Omit every picture, then give all the entries again exactly.

>> BEGIN

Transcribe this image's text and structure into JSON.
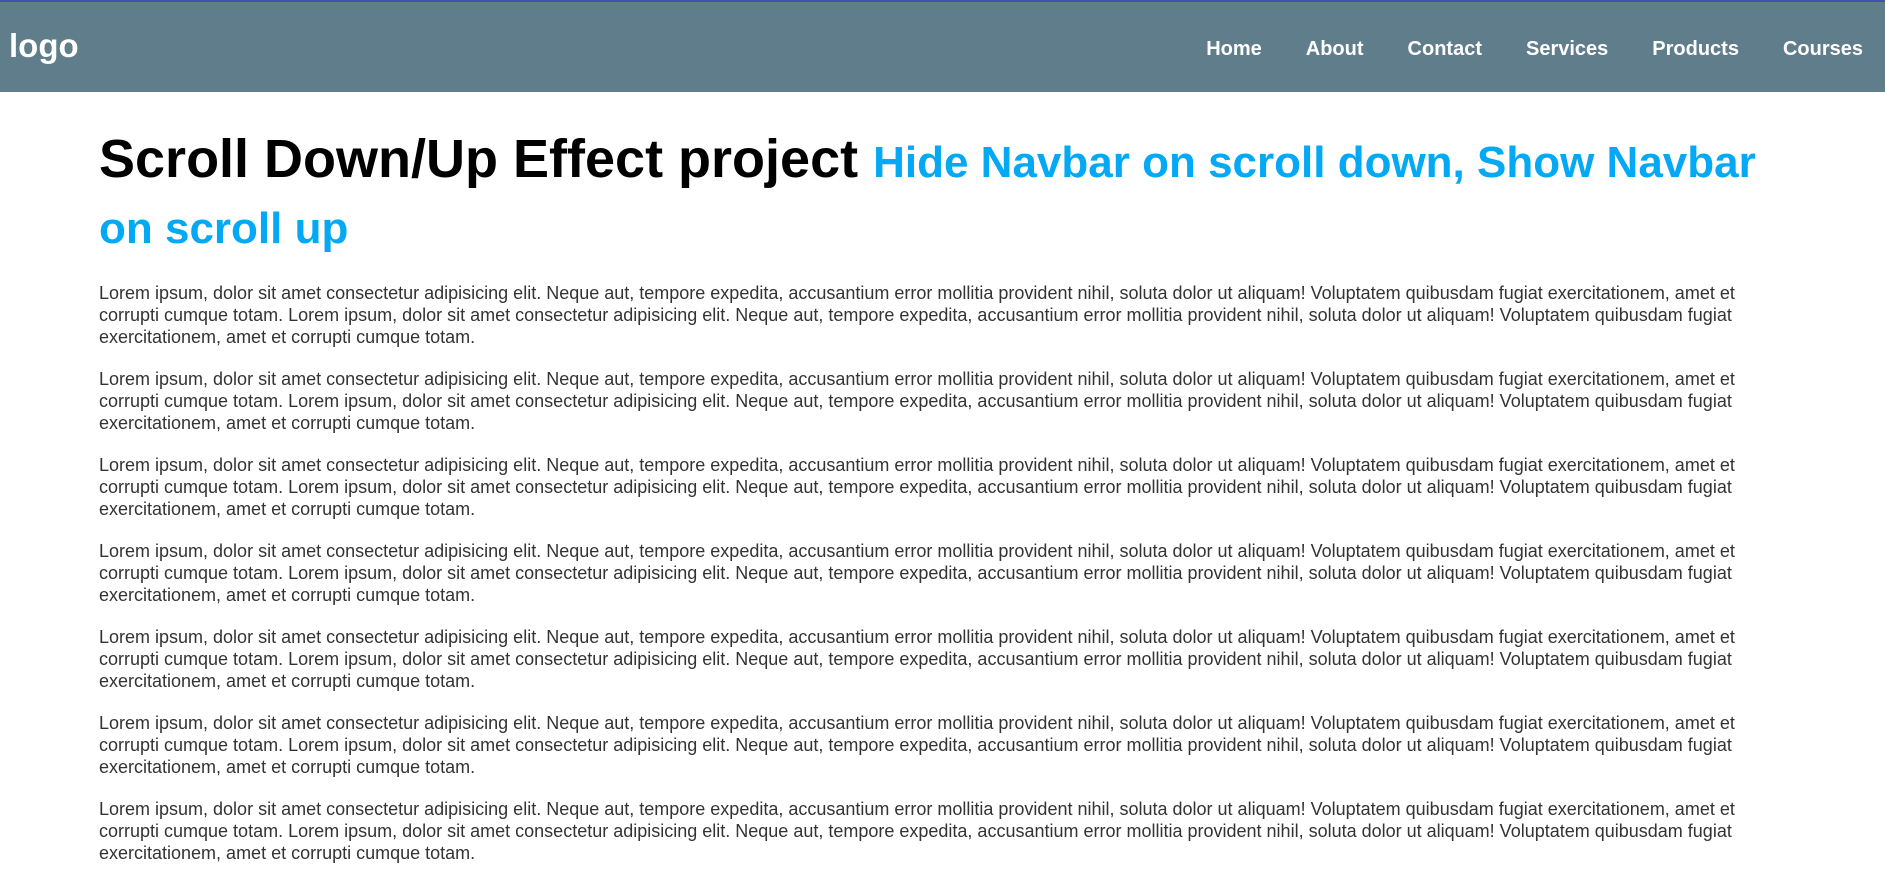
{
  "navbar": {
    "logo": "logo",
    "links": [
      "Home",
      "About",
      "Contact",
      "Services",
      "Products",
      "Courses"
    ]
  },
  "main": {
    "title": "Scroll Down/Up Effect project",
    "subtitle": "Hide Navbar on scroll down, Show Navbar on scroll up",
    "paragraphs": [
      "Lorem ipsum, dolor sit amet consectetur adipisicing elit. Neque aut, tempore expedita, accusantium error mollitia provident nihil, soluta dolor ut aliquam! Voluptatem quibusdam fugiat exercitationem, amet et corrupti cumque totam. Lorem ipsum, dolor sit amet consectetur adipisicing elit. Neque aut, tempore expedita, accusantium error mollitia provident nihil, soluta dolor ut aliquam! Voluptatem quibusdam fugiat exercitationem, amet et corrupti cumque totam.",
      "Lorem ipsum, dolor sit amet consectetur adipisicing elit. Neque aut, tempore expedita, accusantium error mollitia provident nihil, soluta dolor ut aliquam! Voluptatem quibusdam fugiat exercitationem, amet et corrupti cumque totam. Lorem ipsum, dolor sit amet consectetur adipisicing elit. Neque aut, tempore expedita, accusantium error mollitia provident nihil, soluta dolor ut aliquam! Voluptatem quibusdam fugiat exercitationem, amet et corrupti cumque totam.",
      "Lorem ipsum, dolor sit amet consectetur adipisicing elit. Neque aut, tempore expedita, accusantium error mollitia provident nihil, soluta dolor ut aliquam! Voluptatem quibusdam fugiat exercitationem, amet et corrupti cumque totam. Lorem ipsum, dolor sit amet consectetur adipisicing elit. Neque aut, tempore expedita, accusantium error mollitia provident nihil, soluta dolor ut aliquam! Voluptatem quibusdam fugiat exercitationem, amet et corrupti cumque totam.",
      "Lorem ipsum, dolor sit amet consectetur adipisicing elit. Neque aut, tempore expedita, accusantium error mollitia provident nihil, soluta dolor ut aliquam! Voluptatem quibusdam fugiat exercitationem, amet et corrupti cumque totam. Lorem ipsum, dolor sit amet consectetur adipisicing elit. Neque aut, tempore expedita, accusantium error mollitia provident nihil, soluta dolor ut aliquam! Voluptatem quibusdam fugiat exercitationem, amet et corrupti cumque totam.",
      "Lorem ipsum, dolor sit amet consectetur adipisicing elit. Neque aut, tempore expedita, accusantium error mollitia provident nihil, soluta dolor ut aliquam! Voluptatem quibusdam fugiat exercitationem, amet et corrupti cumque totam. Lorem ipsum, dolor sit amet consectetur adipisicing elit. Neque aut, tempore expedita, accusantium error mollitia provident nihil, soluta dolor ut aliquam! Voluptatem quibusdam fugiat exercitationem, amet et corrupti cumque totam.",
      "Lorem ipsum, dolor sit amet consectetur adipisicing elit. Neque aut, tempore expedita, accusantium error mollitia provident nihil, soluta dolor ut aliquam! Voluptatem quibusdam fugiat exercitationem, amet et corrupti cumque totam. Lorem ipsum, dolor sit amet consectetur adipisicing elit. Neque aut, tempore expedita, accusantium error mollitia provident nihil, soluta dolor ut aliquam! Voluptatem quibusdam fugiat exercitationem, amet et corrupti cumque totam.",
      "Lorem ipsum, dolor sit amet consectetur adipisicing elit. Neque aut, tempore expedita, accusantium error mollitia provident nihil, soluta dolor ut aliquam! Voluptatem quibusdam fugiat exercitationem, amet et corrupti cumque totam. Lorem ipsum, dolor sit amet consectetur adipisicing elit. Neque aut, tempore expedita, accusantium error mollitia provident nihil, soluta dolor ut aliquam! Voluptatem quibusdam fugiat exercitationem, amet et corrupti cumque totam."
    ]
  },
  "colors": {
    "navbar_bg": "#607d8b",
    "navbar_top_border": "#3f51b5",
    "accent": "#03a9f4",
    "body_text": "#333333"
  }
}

>> END

Task response:
Transcribe this image's text and structure into JSON.
{
  "navbar": {
    "logo": "logo",
    "links": [
      "Home",
      "About",
      "Contact",
      "Services",
      "Products",
      "Courses"
    ]
  },
  "main": {
    "title": "Scroll Down/Up Effect project",
    "subtitle": "Hide Navbar on scroll down, Show Navbar on scroll up",
    "paragraphs": [
      "Lorem ipsum, dolor sit amet consectetur adipisicing elit. Neque aut, tempore expedita, accusantium error mollitia provident nihil, soluta dolor ut aliquam! Voluptatem quibusdam fugiat exercitationem, amet et corrupti cumque totam. Lorem ipsum, dolor sit amet consectetur adipisicing elit. Neque aut, tempore expedita, accusantium error mollitia provident nihil, soluta dolor ut aliquam! Voluptatem quibusdam fugiat exercitationem, amet et corrupti cumque totam.",
      "Lorem ipsum, dolor sit amet consectetur adipisicing elit. Neque aut, tempore expedita, accusantium error mollitia provident nihil, soluta dolor ut aliquam! Voluptatem quibusdam fugiat exercitationem, amet et corrupti cumque totam. Lorem ipsum, dolor sit amet consectetur adipisicing elit. Neque aut, tempore expedita, accusantium error mollitia provident nihil, soluta dolor ut aliquam! Voluptatem quibusdam fugiat exercitationem, amet et corrupti cumque totam.",
      "Lorem ipsum, dolor sit amet consectetur adipisicing elit. Neque aut, tempore expedita, accusantium error mollitia provident nihil, soluta dolor ut aliquam! Voluptatem quibusdam fugiat exercitationem, amet et corrupti cumque totam. Lorem ipsum, dolor sit amet consectetur adipisicing elit. Neque aut, tempore expedita, accusantium error mollitia provident nihil, soluta dolor ut aliquam! Voluptatem quibusdam fugiat exercitationem, amet et corrupti cumque totam.",
      "Lorem ipsum, dolor sit amet consectetur adipisicing elit. Neque aut, tempore expedita, accusantium error mollitia provident nihil, soluta dolor ut aliquam! Voluptatem quibusdam fugiat exercitationem, amet et corrupti cumque totam. Lorem ipsum, dolor sit amet consectetur adipisicing elit. Neque aut, tempore expedita, accusantium error mollitia provident nihil, soluta dolor ut aliquam! Voluptatem quibusdam fugiat exercitationem, amet et corrupti cumque totam.",
      "Lorem ipsum, dolor sit amet consectetur adipisicing elit. Neque aut, tempore expedita, accusantium error mollitia provident nihil, soluta dolor ut aliquam! Voluptatem quibusdam fugiat exercitationem, amet et corrupti cumque totam. Lorem ipsum, dolor sit amet consectetur adipisicing elit. Neque aut, tempore expedita, accusantium error mollitia provident nihil, soluta dolor ut aliquam! Voluptatem quibusdam fugiat exercitationem, amet et corrupti cumque totam.",
      "Lorem ipsum, dolor sit amet consectetur adipisicing elit. Neque aut, tempore expedita, accusantium error mollitia provident nihil, soluta dolor ut aliquam! Voluptatem quibusdam fugiat exercitationem, amet et corrupti cumque totam. Lorem ipsum, dolor sit amet consectetur adipisicing elit. Neque aut, tempore expedita, accusantium error mollitia provident nihil, soluta dolor ut aliquam! Voluptatem quibusdam fugiat exercitationem, amet et corrupti cumque totam.",
      "Lorem ipsum, dolor sit amet consectetur adipisicing elit. Neque aut, tempore expedita, accusantium error mollitia provident nihil, soluta dolor ut aliquam! Voluptatem quibusdam fugiat exercitationem, amet et corrupti cumque totam. Lorem ipsum, dolor sit amet consectetur adipisicing elit. Neque aut, tempore expedita, accusantium error mollitia provident nihil, soluta dolor ut aliquam! Voluptatem quibusdam fugiat exercitationem, amet et corrupti cumque totam."
    ]
  },
  "colors": {
    "navbar_bg": "#607d8b",
    "navbar_top_border": "#3f51b5",
    "accent": "#03a9f4",
    "body_text": "#333333"
  }
}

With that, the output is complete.